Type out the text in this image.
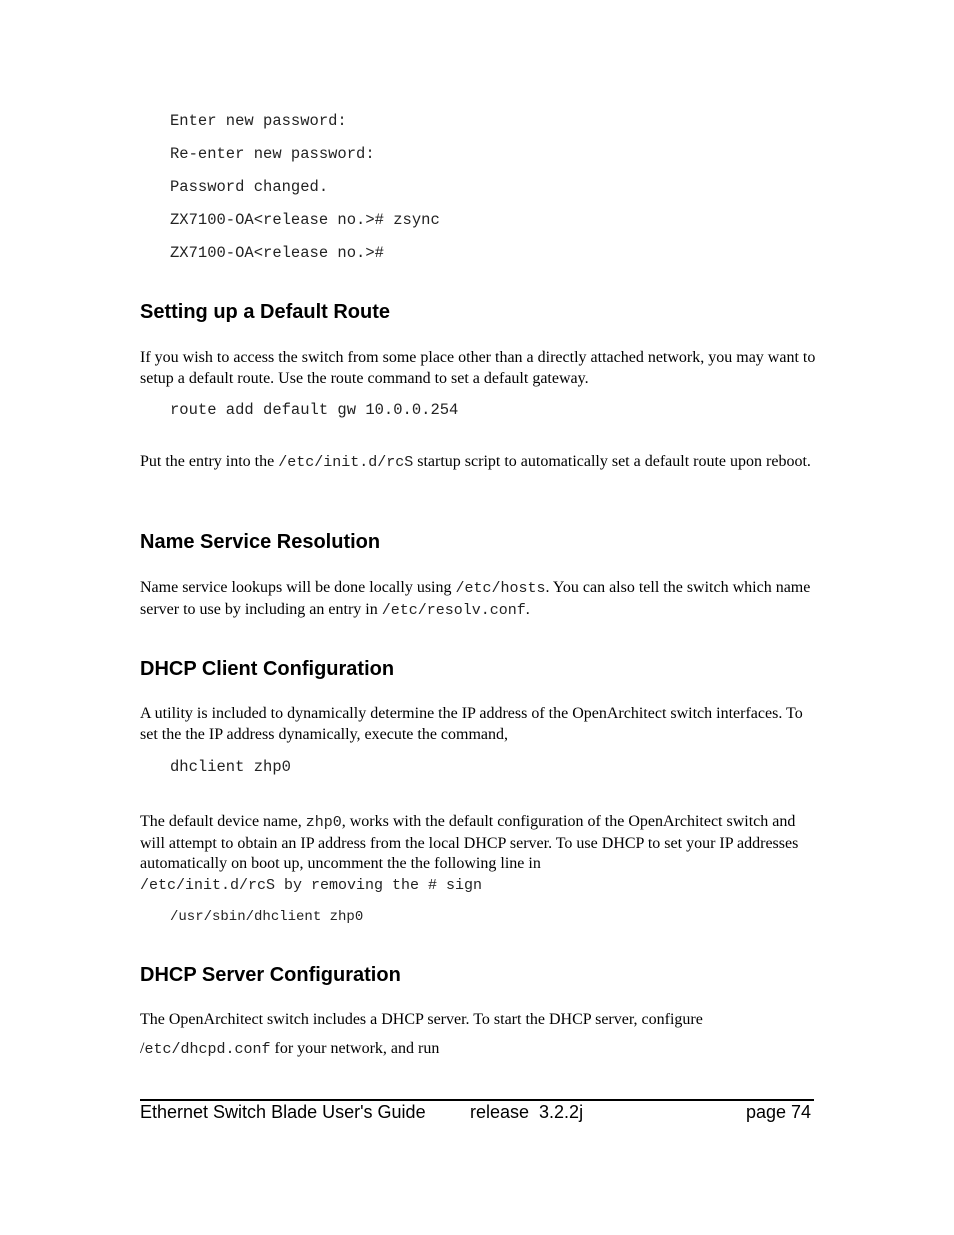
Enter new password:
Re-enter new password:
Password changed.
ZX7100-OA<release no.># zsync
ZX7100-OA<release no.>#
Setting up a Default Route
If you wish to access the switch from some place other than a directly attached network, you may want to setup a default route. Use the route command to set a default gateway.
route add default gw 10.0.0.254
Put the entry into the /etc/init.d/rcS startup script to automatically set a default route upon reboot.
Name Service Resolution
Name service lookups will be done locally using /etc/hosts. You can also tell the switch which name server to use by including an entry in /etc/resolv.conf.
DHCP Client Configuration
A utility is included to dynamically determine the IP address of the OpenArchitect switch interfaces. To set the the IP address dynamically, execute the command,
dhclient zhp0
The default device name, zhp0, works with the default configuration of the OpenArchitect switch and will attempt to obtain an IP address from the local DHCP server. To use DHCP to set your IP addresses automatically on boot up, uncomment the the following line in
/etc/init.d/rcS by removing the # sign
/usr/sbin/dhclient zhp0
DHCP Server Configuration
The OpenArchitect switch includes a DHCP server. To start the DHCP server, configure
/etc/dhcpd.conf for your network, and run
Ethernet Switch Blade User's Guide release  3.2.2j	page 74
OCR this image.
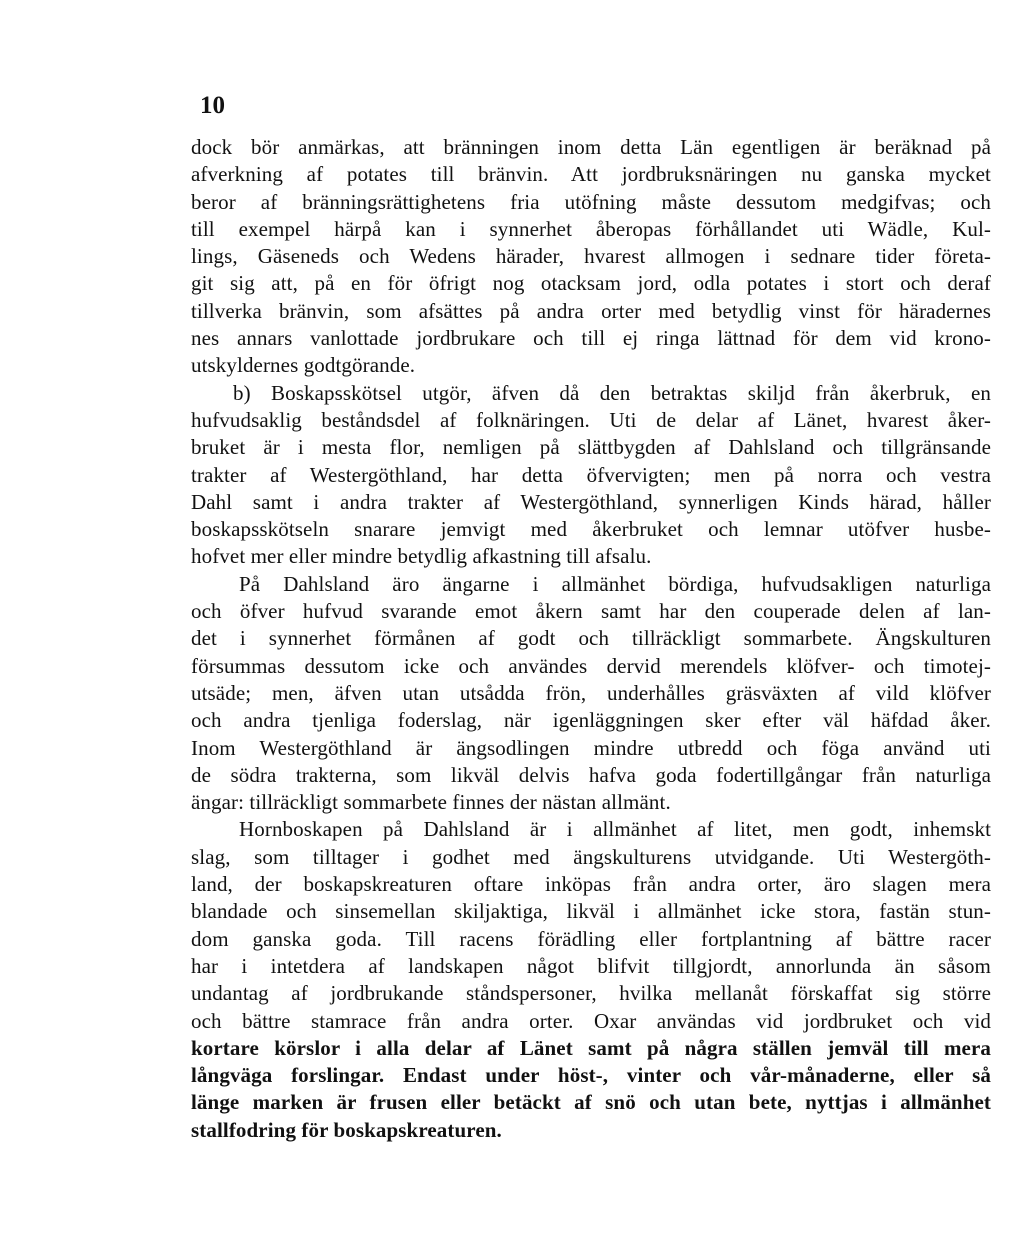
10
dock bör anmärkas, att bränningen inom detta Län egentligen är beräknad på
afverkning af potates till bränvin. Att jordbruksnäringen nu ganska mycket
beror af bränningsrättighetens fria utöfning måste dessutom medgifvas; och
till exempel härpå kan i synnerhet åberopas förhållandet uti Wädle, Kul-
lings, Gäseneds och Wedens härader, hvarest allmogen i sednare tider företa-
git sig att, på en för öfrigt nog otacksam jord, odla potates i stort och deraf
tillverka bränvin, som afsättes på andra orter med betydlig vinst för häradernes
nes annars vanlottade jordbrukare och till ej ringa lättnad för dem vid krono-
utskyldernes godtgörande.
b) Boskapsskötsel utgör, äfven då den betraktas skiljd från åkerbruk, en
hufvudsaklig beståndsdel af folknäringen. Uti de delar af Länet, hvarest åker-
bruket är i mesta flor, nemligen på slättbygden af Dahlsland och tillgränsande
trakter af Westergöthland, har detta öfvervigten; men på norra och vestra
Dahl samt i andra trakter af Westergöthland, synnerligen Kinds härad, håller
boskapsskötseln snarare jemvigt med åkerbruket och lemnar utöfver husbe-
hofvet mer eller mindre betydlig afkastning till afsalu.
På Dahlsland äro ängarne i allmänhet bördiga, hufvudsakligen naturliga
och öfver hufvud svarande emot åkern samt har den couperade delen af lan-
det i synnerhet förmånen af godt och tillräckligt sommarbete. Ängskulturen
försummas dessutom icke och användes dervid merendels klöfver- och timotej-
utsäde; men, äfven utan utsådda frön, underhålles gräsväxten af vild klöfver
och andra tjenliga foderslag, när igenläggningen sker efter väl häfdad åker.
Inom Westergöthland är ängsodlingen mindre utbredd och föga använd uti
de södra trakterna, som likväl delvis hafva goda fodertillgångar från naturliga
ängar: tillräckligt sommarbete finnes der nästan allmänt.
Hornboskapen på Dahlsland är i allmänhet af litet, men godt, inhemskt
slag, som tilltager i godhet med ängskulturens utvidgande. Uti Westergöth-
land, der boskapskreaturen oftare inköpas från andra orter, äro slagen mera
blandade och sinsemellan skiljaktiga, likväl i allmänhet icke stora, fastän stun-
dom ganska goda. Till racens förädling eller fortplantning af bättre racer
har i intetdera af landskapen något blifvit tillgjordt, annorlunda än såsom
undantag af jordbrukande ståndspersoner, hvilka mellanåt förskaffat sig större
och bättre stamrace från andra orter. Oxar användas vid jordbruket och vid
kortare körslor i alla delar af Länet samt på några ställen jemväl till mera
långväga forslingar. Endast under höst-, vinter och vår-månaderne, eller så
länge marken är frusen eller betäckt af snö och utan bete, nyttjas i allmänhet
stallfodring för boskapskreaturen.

======

- Task goal -
Transcribe the whole listing exactly. Pictures stay out of your copy.

- Complete answer -
Type out the text in this image.
Enter new password:
Re-enter new password:
Password changed.
ZX7100-OA<release no.># zsync
ZX7100-OA<release no.>#
Setting up a Default Route
If you wish to access the switch from some place other than a directly attached network, you may want to setup a default route. Use the route command to set a default gateway.
route add default gw 10.0.0.254
Put the entry into the /etc/init.d/rcS startup script to automatically set a default route upon reboot.
Name Service Resolution
Name service lookups will be done locally using /etc/hosts. You can also tell the switch which name server to use by including an entry in /etc/resolv.conf.
DHCP Client Configuration
A utility is included to dynamically determine the IP address of the OpenArchitect switch interfaces. To set the the IP address dynamically, execute the command,
dhclient zhp0
The default device name, zhp0, works with the default configuration of the OpenArchitect switch and will attempt to obtain an IP address from the local DHCP server. To use DHCP to set your IP addresses automatically on boot up, uncomment the the following line in
/etc/init.d/rcS by removing the # sign
/usr/sbin/dhclient zhp0
DHCP Server Configuration
The OpenArchitect switch includes a DHCP server. To start the DHCP server, configure
/etc/dhcpd.conf for your network, and run
Ethernet Switch Blade User's Guide release  3.2.2j	page 74
OCR this image.
10
dock bör anmärkas, att bränningen inom detta Län egentligen är beräknad på
afverkning af potates till bränvin. Att jordbruksnäringen nu ganska mycket
beror af bränningsrättighetens fria utöfning måste dessutom medgifvas; och
till exempel härpå kan i synnerhet åberopas förhållandet uti Wädle, Kul-
lings, Gäseneds och Wedens härader, hvarest allmogen i sednare tider företa-
git sig att, på en för öfrigt nog otacksam jord, odla potates i stort och deraf
tillverka bränvin, som afsättes på andra orter med betydlig vinst för häradernes
nes annars vanlottade jordbrukare och till ej ringa lättnad för dem vid krono-
utskyldernes godtgörande.
b) Boskapsskötsel utgör, äfven då den betraktas skiljd från åkerbruk, en
hufvudsaklig beståndsdel af folknäringen. Uti de delar af Länet, hvarest åker-
bruket är i mesta flor, nemligen på slättbygden af Dahlsland och tillgränsande
trakter af Westergöthland, har detta öfvervigten; men på norra och vestra
Dahl samt i andra trakter af Westergöthland, synnerligen Kinds härad, håller
boskapsskötseln snarare jemvigt med åkerbruket och lemnar utöfver husbe-
hofvet mer eller mindre betydlig afkastning till afsalu.
På Dahlsland äro ängarne i allmänhet bördiga, hufvudsakligen naturliga
och öfver hufvud svarande emot åkern samt har den couperade delen af lan-
det i synnerhet förmånen af godt och tillräckligt sommarbete. Ängskulturen
försummas dessutom icke och användes dervid merendels klöfver- och timotej-
utsäde; men, äfven utan utsådda frön, underhålles gräsväxten af vild klöfver
och andra tjenliga foderslag, när igenläggningen sker efter väl häfdad åker.
Inom Westergöthland är ängsodlingen mindre utbredd och föga använd uti
de södra trakterna, som likväl delvis hafva goda fodertillgångar från naturliga
ängar: tillräckligt sommarbete finnes der nästan allmänt.
Hornboskapen på Dahlsland är i allmänhet af litet, men godt, inhemskt
slag, som tilltager i godhet med ängskulturens utvidgande. Uti Westergöth-
land, der boskapskreaturen oftare inköpas från andra orter, äro slagen mera
blandade och sinsemellan skiljaktiga, likväl i allmänhet icke stora, fastän stun-
dom ganska goda. Till racens förädling eller fortplantning af bättre racer
har i intetdera af landskapen något blifvit tillgjordt, annorlunda än såsom
undantag af jordbrukande ståndspersoner, hvilka mellanåt förskaffat sig större
och bättre stamrace från andra orter. Oxar användas vid jordbruket och vid
kortare körslor i alla delar af Länet samt på några ställen jemväl till mera
långväga forslingar. Endast under höst-, vinter och vår-månaderne, eller så
länge marken är frusen eller betäckt af snö och utan bete, nyttjas i allmänhet
stallfodring för boskapskreaturen.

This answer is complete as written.